Excerpts from a figure dataset:

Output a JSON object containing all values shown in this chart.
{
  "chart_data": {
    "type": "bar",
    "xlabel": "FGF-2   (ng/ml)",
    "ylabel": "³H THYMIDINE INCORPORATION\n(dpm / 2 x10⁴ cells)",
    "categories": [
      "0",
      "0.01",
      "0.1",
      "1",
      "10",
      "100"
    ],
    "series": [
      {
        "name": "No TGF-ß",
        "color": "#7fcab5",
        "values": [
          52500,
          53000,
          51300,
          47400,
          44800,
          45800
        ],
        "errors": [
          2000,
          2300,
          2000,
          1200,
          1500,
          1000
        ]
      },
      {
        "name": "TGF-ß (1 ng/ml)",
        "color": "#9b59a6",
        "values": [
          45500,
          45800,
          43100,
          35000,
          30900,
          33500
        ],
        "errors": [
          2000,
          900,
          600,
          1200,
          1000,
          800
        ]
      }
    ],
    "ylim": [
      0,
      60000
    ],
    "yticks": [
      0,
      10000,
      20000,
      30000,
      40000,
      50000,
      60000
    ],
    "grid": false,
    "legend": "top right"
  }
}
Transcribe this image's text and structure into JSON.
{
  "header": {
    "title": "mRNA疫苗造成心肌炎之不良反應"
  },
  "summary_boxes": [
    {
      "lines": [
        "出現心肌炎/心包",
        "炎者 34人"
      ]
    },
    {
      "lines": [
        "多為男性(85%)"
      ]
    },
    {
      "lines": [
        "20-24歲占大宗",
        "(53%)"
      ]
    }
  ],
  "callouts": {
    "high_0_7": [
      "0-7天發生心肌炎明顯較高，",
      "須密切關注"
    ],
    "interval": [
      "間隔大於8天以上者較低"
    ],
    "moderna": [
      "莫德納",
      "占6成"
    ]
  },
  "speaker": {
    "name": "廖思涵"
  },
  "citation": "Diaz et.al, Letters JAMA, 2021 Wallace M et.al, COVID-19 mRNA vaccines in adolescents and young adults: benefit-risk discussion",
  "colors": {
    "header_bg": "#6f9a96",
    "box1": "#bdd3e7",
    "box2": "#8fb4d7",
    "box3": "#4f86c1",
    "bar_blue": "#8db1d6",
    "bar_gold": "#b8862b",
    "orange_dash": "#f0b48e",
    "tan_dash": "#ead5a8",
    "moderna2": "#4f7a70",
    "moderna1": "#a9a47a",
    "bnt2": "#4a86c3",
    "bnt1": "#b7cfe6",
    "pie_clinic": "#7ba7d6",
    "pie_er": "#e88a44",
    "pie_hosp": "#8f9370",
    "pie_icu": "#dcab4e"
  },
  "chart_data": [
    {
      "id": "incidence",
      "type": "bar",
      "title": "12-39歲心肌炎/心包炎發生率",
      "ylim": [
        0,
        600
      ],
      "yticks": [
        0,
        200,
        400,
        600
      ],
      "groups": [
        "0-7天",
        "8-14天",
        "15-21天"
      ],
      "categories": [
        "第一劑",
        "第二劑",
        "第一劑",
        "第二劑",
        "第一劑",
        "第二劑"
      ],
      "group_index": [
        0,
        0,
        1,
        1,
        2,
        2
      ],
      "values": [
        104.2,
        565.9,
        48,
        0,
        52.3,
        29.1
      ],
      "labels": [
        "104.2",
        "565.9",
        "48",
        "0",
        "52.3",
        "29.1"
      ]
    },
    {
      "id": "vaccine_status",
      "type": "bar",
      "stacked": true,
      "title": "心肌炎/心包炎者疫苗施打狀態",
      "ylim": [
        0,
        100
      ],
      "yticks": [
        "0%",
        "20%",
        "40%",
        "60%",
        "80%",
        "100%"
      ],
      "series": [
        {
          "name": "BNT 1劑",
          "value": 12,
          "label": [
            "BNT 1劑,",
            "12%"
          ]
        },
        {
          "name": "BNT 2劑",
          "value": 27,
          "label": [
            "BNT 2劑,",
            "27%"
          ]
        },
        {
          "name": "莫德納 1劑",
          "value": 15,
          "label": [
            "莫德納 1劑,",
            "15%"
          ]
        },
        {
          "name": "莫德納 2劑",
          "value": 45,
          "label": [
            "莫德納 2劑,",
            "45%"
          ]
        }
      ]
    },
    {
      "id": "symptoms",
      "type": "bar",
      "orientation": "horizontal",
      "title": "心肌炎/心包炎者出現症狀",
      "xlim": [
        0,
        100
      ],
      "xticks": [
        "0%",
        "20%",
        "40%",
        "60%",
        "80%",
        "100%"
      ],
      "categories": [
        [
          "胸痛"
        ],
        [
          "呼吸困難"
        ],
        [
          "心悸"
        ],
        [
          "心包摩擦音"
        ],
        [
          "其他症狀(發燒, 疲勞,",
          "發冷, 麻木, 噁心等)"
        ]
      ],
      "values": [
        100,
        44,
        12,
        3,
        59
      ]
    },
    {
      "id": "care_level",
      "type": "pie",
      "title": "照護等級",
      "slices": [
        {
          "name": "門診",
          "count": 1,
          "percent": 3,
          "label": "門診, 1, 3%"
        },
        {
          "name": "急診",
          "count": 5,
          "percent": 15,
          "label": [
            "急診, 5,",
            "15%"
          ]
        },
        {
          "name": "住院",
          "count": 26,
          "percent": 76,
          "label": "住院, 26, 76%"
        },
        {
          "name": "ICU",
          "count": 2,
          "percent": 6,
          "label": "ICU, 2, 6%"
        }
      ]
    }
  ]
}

**WORK REQUIRED:** Filter the records down to the lines containing the word "JSON", and copy those.

**EXERCISE RESPONSE:**
Output a JSON object containing all values shown in this chart.
Transcribe this image's text and structure into JSON.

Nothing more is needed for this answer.